##### RECORD SET

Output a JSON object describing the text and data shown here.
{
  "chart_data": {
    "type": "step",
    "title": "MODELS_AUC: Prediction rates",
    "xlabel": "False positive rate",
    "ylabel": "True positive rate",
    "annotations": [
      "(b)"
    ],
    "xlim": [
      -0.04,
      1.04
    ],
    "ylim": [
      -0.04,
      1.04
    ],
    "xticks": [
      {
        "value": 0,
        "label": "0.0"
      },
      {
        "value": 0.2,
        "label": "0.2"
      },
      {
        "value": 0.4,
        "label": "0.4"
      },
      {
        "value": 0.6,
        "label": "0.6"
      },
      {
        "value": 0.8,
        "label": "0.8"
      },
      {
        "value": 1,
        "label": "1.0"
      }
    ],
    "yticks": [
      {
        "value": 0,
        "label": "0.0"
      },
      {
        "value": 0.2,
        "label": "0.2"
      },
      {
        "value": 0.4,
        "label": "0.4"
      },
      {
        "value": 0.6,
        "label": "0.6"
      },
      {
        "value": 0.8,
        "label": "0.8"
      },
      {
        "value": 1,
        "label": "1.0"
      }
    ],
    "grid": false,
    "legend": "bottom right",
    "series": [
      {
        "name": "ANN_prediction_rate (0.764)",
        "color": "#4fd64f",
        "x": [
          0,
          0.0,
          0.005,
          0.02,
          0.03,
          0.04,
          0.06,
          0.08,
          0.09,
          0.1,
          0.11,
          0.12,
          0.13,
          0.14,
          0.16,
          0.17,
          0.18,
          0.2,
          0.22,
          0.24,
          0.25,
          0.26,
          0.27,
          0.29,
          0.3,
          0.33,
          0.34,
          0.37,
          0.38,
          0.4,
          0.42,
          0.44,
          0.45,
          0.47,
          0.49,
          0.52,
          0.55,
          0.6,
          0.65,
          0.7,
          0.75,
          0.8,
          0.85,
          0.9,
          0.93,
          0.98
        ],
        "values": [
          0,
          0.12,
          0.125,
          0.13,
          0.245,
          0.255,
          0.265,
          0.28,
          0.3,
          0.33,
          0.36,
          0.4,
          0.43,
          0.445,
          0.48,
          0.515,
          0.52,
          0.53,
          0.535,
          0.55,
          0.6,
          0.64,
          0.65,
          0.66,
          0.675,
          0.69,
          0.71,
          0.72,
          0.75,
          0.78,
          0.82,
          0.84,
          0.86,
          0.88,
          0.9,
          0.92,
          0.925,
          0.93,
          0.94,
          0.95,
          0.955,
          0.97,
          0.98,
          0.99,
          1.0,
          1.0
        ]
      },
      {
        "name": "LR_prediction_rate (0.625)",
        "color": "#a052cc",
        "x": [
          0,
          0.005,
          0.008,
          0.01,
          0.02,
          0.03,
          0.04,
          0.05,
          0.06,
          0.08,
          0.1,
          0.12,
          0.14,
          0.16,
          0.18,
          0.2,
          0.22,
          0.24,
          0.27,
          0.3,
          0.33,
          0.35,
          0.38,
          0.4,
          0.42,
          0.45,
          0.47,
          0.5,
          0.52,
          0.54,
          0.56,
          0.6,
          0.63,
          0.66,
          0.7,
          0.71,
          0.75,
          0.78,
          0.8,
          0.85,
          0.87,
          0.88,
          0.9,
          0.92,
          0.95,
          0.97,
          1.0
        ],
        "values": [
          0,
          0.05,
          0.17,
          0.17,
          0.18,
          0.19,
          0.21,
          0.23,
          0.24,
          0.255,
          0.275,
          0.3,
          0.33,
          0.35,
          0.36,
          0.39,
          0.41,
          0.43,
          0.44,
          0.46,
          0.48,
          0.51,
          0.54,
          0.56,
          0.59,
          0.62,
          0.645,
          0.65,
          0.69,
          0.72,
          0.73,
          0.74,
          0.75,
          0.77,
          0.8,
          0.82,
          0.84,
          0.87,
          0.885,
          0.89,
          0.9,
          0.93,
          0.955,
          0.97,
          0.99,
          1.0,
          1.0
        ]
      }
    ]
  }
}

##########

# WHAT NEEDS TO BE DONE
Repeat the entries above exactly, leaving nothing out.

# RESULT OF THIS TASK
Output a JSON object describing the text and data shown here.
{
  "chart_data": {
    "type": "step",
    "title": "MODELS_AUC: Prediction rates",
    "xlabel": "False positive rate",
    "ylabel": "True positive rate",
    "annotations": [
      "(b)"
    ],
    "xlim": [
      -0.04,
      1.04
    ],
    "ylim": [
      -0.04,
      1.04
    ],
    "xticks": [
      {
        "value": 0,
        "label": "0.0"
      },
      {
        "value": 0.2,
        "label": "0.2"
      },
      {
        "value": 0.4,
        "label": "0.4"
      },
      {
        "value": 0.6,
        "label": "0.6"
      },
      {
        "value": 0.8,
        "label": "0.8"
      },
      {
        "value": 1,
        "label": "1.0"
      }
    ],
    "yticks": [
      {
        "value": 0,
        "label": "0.0"
      },
      {
        "value": 0.2,
        "label": "0.2"
      },
      {
        "value": 0.4,
        "label": "0.4"
      },
      {
        "value": 0.6,
        "label": "0.6"
      },
      {
        "value": 0.8,
        "label": "0.8"
      },
      {
        "value": 1,
        "label": "1.0"
      }
    ],
    "grid": false,
    "legend": "bottom right",
    "series": [
      {
        "name": "ANN_prediction_rate (0.764)",
        "color": "#4fd64f",
        "x": [
          0,
          0.0,
          0.005,
          0.02,
          0.03,
          0.04,
          0.06,
          0.08,
          0.09,
          0.1,
          0.11,
          0.12,
          0.13,
          0.14,
          0.16,
          0.17,
          0.18,
          0.2,
          0.22,
          0.24,
          0.25,
          0.26,
          0.27,
          0.29,
          0.3,
          0.33,
          0.34,
          0.37,
          0.38,
          0.4,
          0.42,
          0.44,
          0.45,
          0.47,
          0.49,
          0.52,
          0.55,
          0.6,
          0.65,
          0.7,
          0.75,
          0.8,
          0.85,
          0.9,
          0.93,
          0.98
        ],
        "values": [
          0,
          0.12,
          0.125,
          0.13,
          0.245,
          0.255,
          0.265,
          0.28,
          0.3,
          0.33,
          0.36,
          0.4,
          0.43,
          0.445,
          0.48,
          0.515,
          0.52,
          0.53,
          0.535,
          0.55,
          0.6,
          0.64,
          0.65,
          0.66,
          0.675,
          0.69,
          0.71,
          0.72,
          0.75,
          0.78,
          0.82,
          0.84,
          0.86,
          0.88,
          0.9,
          0.92,
          0.925,
          0.93,
          0.94,
          0.95,
          0.955,
          0.97,
          0.98,
          0.99,
          1.0,
          1.0
        ]
      },
      {
        "name": "LR_prediction_rate (0.625)",
        "color": "#a052cc",
        "x": [
          0,
          0.005,
          0.008,
          0.01,
          0.02,
          0.03,
          0.04,
          0.05,
          0.06,
          0.08,
          0.1,
          0.12,
          0.14,
          0.16,
          0.18,
          0.2,
          0.22,
          0.24,
          0.27,
          0.3,
          0.33,
          0.35,
          0.38,
          0.4,
          0.42,
          0.45,
          0.47,
          0.5,
          0.52,
          0.54,
          0.56,
          0.6,
          0.63,
          0.66,
          0.7,
          0.71,
          0.75,
          0.78,
          0.8,
          0.85,
          0.87,
          0.88,
          0.9,
          0.92,
          0.95,
          0.97,
          1.0
        ],
        "values": [
          0,
          0.05,
          0.17,
          0.17,
          0.18,
          0.19,
          0.21,
          0.23,
          0.24,
          0.255,
          0.275,
          0.3,
          0.33,
          0.35,
          0.36,
          0.39,
          0.41,
          0.43,
          0.44,
          0.46,
          0.48,
          0.51,
          0.54,
          0.56,
          0.59,
          0.62,
          0.645,
          0.65,
          0.69,
          0.72,
          0.73,
          0.74,
          0.75,
          0.77,
          0.8,
          0.82,
          0.84,
          0.87,
          0.885,
          0.89,
          0.9,
          0.93,
          0.955,
          0.97,
          0.99,
          1.0,
          1.0
        ]
      }
    ]
  }
}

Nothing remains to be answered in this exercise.